TASK REQUIREMENTS:
Copy the material below exactly, from the line with "Detect and localize" up to and including the line with "header-private-notice-line2: 대수 <box>366".

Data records

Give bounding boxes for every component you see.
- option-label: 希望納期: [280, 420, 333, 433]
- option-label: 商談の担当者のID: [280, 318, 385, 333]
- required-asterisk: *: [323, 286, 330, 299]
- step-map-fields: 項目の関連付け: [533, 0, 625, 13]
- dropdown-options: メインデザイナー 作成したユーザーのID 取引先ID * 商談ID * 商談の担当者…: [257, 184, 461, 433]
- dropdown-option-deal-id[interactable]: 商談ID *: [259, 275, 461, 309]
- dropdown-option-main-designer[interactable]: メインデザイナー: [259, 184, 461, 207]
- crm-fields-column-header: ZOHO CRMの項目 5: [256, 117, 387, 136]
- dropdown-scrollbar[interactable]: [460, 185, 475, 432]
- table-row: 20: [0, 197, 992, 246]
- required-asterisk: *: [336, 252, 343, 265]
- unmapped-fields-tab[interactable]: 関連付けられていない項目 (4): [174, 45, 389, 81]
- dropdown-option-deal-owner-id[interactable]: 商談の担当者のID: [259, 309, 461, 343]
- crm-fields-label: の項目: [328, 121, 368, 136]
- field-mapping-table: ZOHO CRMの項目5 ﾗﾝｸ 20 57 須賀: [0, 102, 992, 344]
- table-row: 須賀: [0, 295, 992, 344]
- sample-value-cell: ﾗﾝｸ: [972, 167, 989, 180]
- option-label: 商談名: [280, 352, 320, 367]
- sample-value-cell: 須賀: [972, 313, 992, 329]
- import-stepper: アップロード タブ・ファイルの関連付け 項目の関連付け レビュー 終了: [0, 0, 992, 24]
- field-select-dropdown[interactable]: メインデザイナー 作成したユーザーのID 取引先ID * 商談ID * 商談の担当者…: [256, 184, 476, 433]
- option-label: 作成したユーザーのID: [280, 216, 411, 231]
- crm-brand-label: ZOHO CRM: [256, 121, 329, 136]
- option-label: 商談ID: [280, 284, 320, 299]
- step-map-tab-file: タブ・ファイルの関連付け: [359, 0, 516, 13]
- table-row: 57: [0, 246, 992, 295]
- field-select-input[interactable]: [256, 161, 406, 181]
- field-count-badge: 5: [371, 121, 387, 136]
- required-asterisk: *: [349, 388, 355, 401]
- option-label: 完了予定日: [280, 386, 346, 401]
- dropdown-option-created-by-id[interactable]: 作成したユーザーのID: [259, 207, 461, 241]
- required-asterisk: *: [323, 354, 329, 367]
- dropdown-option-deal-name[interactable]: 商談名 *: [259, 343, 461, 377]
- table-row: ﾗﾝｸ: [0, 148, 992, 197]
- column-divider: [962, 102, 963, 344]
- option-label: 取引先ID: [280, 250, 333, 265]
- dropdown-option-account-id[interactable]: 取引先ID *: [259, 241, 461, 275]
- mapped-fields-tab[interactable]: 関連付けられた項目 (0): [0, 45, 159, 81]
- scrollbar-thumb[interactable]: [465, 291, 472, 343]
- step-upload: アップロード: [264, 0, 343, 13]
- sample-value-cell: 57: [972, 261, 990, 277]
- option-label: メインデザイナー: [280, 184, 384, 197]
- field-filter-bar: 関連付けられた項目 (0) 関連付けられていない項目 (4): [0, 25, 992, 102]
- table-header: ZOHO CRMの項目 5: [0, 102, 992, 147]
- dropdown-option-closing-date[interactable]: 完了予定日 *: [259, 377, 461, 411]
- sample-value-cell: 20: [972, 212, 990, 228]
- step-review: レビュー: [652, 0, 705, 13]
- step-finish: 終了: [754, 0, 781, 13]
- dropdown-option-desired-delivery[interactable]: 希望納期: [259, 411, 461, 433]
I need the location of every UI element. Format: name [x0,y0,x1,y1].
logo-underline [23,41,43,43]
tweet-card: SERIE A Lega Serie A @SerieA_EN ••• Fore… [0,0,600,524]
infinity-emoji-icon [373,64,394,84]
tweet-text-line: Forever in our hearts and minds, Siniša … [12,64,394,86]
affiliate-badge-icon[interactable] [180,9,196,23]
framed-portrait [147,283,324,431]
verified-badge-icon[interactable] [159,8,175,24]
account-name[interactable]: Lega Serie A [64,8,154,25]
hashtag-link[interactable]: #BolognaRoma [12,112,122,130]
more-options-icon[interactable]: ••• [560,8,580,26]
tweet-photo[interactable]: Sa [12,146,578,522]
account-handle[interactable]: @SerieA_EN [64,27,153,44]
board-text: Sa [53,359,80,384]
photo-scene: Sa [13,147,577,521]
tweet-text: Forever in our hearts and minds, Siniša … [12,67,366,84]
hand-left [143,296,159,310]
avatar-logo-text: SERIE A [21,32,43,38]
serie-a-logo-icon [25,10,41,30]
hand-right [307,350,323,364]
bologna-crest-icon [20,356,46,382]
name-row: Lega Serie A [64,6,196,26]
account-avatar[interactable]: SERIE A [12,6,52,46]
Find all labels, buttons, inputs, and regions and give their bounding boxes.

---

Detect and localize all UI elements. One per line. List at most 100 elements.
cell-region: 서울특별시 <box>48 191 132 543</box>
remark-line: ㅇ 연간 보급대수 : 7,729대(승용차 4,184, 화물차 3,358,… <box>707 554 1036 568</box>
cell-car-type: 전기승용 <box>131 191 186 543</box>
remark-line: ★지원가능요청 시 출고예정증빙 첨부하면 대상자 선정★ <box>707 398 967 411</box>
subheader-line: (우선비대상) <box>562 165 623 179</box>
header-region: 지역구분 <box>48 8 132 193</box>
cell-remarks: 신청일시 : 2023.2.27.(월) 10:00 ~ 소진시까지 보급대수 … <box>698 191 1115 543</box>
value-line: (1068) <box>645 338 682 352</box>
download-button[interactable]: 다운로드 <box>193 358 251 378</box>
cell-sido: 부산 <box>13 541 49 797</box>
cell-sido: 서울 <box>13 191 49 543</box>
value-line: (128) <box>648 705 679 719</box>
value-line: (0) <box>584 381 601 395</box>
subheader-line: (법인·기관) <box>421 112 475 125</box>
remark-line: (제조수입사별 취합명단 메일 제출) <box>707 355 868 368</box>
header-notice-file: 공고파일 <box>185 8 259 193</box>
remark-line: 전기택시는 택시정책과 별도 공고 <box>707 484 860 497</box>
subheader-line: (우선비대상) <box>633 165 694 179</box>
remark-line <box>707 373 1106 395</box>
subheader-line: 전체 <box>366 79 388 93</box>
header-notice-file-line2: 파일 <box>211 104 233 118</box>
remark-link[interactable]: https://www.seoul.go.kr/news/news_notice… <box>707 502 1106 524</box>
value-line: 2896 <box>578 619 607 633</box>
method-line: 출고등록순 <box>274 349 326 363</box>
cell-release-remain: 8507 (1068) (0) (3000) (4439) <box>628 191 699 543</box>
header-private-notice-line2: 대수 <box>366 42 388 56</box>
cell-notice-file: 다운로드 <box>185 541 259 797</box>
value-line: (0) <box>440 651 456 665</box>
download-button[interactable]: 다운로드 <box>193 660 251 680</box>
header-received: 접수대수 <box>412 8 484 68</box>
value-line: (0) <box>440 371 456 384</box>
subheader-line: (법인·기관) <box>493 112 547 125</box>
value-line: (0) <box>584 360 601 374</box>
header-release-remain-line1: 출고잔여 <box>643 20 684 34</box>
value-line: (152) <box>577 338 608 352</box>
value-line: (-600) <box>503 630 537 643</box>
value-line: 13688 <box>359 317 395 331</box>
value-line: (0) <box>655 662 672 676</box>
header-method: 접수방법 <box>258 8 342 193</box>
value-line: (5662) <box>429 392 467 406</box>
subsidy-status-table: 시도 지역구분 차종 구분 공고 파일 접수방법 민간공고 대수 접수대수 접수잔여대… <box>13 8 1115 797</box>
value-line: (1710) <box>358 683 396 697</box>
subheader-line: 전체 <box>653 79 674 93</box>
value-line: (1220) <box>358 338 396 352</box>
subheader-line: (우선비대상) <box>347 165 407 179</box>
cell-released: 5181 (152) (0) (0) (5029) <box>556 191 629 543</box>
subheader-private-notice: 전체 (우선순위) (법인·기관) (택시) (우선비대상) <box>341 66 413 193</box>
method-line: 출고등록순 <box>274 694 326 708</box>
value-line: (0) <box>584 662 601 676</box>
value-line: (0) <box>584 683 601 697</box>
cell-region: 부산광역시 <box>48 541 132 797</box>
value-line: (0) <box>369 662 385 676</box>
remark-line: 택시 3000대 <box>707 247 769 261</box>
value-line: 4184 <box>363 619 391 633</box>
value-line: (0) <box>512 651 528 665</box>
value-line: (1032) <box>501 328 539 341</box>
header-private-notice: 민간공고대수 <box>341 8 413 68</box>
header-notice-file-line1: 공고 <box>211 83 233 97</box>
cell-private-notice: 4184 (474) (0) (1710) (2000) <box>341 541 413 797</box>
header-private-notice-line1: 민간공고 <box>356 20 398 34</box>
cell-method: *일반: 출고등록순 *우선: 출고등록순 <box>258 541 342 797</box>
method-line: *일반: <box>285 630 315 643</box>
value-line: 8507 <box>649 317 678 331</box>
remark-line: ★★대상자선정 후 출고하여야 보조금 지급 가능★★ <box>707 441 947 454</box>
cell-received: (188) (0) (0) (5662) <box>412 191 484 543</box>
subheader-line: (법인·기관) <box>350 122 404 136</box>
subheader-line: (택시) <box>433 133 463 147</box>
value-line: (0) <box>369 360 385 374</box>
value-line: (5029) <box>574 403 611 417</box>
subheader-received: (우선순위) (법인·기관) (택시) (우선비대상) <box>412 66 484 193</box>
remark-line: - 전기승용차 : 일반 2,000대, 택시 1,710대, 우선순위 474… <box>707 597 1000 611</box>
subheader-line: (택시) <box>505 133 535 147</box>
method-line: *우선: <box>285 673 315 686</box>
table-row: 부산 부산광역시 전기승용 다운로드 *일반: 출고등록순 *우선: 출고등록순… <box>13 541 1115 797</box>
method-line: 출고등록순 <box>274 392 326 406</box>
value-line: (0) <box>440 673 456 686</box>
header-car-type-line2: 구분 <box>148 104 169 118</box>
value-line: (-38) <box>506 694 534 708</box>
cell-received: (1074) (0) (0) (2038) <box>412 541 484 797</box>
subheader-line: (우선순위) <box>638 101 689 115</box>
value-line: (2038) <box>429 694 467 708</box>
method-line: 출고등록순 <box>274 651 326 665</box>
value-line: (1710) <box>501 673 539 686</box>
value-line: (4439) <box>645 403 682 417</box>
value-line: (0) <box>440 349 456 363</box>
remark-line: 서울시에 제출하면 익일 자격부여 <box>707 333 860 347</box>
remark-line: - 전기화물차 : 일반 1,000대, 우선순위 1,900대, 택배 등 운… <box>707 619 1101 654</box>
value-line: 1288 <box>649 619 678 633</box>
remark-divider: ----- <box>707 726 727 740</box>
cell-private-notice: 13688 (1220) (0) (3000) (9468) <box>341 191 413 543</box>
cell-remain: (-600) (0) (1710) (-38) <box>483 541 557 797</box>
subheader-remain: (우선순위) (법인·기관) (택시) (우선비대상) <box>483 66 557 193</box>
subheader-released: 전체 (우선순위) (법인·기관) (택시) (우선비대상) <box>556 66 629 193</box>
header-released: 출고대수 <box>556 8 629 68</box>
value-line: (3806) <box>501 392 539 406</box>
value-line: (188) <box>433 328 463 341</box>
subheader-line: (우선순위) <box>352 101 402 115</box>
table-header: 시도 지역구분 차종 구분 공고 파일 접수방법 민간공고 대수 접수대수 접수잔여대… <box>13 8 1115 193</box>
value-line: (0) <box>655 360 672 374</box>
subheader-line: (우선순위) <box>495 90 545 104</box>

RESULT OF THIS EXERCISE:
Detect and localize all UI elements. One per line. List at most 100 elements.
cell-region: 서울특별시 <box>48 191 132 543</box>
remark-line: ㅇ 연간 보급대수 : 7,729대(승용차 4,184, 화물차 3,358,… <box>707 554 1036 568</box>
cell-car-type: 전기승용 <box>131 191 186 543</box>
remark-line: ★지원가능요청 시 출고예정증빙 첨부하면 대상자 선정★ <box>707 398 967 411</box>
subheader-line: (우선비대상) <box>562 165 623 179</box>
header-region: 지역구분 <box>48 8 132 193</box>
cell-remarks: 신청일시 : 2023.2.27.(월) 10:00 ~ 소진시까지 보급대수 … <box>698 191 1115 543</box>
value-line: (1068) <box>645 338 682 352</box>
download-button[interactable]: 다운로드 <box>193 358 251 378</box>
cell-sido: 부산 <box>13 541 49 797</box>
cell-sido: 서울 <box>13 191 49 543</box>
value-line: (128) <box>648 705 679 719</box>
value-line: (0) <box>584 381 601 395</box>
subheader-line: (법인·기관) <box>421 112 475 125</box>
remark-line: (제조수입사별 취합명단 메일 제출) <box>707 355 868 368</box>
header-notice-file: 공고파일 <box>185 8 259 193</box>
remark-line: 전기택시는 택시정책과 별도 공고 <box>707 484 860 497</box>
subheader-line: (우선비대상) <box>633 165 694 179</box>
remark-line <box>707 373 1106 395</box>
subheader-line: 전체 <box>366 79 388 93</box>
header-notice-file-line2: 파일 <box>211 104 233 118</box>
remark-link[interactable]: https://www.seoul.go.kr/news/news_notice… <box>707 502 1106 524</box>
value-line: 2896 <box>578 619 607 633</box>
method-line: 출고등록순 <box>274 349 326 363</box>
cell-release-remain: 8507 (1068) (0) (3000) (4439) <box>628 191 699 543</box>
header-private-notice-line2: 대수 <box>366 42 388 56</box>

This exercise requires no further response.